───── Extract to read ─────

Erion Xhafa

Personal information
- Full name: Erion Gani Xhafa
- Date of birth: 31 May 1982 (age 43)
- Place of birth: Tirana, PSR Albania
- Height: 1.79 m (5 ft 10 in)
- Position: Defender

Youth career
- 2000–2001: Dinamo Tirana

Senior career*
- Years: Team / Apps / (Gls)
- 2001–2002: Besa / 10 / (0)
- 2002–2004: Erzeni / 40 / (0)
- 2004–2007: Dinamo Tirana / 118 / (2)
- 2007–2008: Tirana / 20 / (0)
- 2008–2009: Besa / 25 / (0)
- 2009–2011: Dinamo Tirana / 42 / (0)
- 2011–2012: Laçi / 23 / (0)
- 2012–2014: Kastrioti / 35 / (0)
- 2014: Dinamo Tirana / 0 / (0)

International career^{‡}
- 2006–2008: Albania / 3 / (0)

Managerial career
- 2015: Dinamo Tirana (assistant manager)
- 2018–2019: Tirana (assistant)
- 2020: Tirana (assistant)
- 2022–: Partizani (assistant)

= Erion Xhafa =

Albanian footballer

Erion Xhafa (born 31 May 1982) is an Albanian retired footballer who played as a defender.

==Playing career==
===Club===
He started his career with Dinamo Tirana youth team, and played for Erzeni Shijak for one year, then back to Dinamo Tirana until 2007. In the Summer of 2007 he was transferred to Tirana which was the holder of the championship title at that time.

===International===
He made his debut for Albania in a March 2006 friendly match against Georgia and earned a total of 3 caps, scoring no goals. His final international was an August 2007 friendly against Malta.

==Managerial career==
In July 2015, Xhafa was appointed assistant coach to Igli Allmuça at Dinamo Tirana.

==Personal life==
Erion is the son of Gani Xhafa, one of the veterans of Albanian team Dinamo Tirana and the Albania team remembered for his great performance against some of the best teams of Europe like Ajax on that heroic game with Tirana, finished 2–2 on 16 September 1970.

───── Extracted material ─────

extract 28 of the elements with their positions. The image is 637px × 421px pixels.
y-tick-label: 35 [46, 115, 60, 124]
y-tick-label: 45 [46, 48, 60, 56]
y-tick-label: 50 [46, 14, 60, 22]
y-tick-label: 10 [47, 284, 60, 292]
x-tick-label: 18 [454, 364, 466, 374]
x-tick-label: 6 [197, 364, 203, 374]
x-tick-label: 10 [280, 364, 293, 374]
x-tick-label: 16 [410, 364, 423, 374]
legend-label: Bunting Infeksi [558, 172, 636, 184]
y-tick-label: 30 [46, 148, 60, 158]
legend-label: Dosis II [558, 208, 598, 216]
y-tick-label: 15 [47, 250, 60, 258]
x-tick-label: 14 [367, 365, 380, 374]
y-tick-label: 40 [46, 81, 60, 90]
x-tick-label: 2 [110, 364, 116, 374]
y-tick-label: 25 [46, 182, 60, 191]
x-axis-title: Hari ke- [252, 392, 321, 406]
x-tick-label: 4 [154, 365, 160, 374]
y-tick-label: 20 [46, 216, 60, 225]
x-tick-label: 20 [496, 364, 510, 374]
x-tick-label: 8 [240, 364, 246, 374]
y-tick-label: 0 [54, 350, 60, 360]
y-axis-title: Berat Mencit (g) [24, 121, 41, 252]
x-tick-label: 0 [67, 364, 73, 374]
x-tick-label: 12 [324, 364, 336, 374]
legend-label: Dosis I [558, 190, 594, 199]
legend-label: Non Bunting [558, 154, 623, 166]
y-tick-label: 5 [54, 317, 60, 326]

─────

* Work item
Say whether each statement agrees with the text on Erion Xhafa. Answer yes or no for each and quote the words from the text that decide it. (a) He made his debut for Albania against Georgia. (b) In July 2015 he became head coach of Dinamo Tirana. (c) His father is Gani Xhafa.

* Worked solution
(a) Yes: "He made his debut for Albania in a March 2006 friendly match against Georgia"
(b) No: "In July 2015, Xhafa was appointed assistant coach to Igli Allmuça at Dinamo Tirana."
(c) Yes: "Erion is the son of Gani Xhafa"